Scan the following material for the string "Time" and copy each line in which it appears.

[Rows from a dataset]
==*==
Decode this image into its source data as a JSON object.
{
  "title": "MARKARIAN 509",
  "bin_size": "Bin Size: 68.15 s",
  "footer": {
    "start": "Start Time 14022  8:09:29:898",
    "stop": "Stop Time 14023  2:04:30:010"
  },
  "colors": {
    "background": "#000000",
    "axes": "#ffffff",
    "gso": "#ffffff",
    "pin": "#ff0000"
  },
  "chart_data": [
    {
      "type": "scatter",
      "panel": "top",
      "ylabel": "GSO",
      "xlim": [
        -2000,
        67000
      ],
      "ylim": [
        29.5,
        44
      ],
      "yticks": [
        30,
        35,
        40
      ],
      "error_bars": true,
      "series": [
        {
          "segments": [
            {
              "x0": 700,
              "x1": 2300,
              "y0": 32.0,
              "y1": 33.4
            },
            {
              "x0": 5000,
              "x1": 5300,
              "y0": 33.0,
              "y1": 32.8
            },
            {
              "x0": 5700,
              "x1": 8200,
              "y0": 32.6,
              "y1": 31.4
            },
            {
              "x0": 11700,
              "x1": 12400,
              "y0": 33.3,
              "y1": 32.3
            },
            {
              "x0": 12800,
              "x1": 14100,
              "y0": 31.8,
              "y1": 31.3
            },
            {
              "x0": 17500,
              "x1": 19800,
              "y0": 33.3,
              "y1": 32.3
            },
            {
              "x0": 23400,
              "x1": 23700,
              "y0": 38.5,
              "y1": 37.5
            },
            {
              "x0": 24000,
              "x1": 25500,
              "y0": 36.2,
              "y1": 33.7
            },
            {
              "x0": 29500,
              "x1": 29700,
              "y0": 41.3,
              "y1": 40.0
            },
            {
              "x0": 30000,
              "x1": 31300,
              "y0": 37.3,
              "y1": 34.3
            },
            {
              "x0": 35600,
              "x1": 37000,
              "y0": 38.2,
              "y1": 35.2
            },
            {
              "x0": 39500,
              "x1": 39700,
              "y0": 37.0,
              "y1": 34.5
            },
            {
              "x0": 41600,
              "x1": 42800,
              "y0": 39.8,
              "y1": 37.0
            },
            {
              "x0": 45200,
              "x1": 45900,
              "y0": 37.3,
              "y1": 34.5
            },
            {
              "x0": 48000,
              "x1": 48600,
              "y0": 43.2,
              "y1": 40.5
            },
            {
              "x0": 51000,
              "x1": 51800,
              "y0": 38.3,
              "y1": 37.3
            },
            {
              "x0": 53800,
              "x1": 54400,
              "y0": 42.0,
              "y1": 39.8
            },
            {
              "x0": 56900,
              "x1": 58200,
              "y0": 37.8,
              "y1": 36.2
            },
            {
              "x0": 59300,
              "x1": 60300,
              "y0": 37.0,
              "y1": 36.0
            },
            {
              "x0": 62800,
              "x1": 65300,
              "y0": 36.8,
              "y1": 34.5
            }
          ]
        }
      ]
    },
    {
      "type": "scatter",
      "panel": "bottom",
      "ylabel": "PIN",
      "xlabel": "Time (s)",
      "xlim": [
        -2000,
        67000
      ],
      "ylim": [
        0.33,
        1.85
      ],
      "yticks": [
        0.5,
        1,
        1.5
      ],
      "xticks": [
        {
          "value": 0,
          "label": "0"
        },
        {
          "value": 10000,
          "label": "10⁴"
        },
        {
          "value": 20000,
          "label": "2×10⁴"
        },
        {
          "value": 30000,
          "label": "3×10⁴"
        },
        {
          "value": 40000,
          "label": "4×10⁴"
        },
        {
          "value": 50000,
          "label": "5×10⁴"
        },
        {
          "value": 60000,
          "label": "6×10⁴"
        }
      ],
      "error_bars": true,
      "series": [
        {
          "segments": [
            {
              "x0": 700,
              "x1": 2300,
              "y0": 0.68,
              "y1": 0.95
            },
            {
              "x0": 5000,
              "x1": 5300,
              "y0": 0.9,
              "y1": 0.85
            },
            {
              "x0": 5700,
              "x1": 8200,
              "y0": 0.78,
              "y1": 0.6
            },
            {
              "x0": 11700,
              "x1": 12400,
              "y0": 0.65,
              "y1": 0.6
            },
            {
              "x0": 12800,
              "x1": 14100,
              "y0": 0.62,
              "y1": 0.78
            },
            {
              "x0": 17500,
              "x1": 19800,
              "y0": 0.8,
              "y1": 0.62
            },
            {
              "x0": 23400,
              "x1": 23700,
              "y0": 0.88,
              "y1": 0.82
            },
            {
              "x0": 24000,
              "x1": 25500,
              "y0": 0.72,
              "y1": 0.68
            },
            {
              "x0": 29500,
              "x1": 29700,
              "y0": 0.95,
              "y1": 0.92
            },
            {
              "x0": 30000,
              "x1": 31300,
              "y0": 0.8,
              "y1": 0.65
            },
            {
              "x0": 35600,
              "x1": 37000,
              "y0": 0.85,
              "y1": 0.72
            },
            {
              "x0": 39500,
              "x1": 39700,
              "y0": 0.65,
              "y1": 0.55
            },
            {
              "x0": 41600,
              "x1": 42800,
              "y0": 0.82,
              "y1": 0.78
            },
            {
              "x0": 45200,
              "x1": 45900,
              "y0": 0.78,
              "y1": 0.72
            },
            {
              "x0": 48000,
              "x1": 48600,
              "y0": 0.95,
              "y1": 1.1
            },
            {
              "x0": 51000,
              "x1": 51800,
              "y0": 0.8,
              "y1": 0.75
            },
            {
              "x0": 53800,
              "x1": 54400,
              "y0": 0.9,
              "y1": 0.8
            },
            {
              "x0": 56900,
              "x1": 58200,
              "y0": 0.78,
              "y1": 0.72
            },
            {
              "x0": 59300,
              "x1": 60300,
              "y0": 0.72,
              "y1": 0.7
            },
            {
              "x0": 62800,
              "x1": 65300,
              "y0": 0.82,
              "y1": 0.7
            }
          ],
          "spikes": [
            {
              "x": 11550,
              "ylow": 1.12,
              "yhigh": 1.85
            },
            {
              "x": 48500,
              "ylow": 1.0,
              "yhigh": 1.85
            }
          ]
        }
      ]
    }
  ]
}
==*==
Answer to the problem.
    "start": "Start Time 14022  8:09:29:898",
    "stop": "Stop Time 14023  2:04:30:010"
      "xlabel": "Time (s)",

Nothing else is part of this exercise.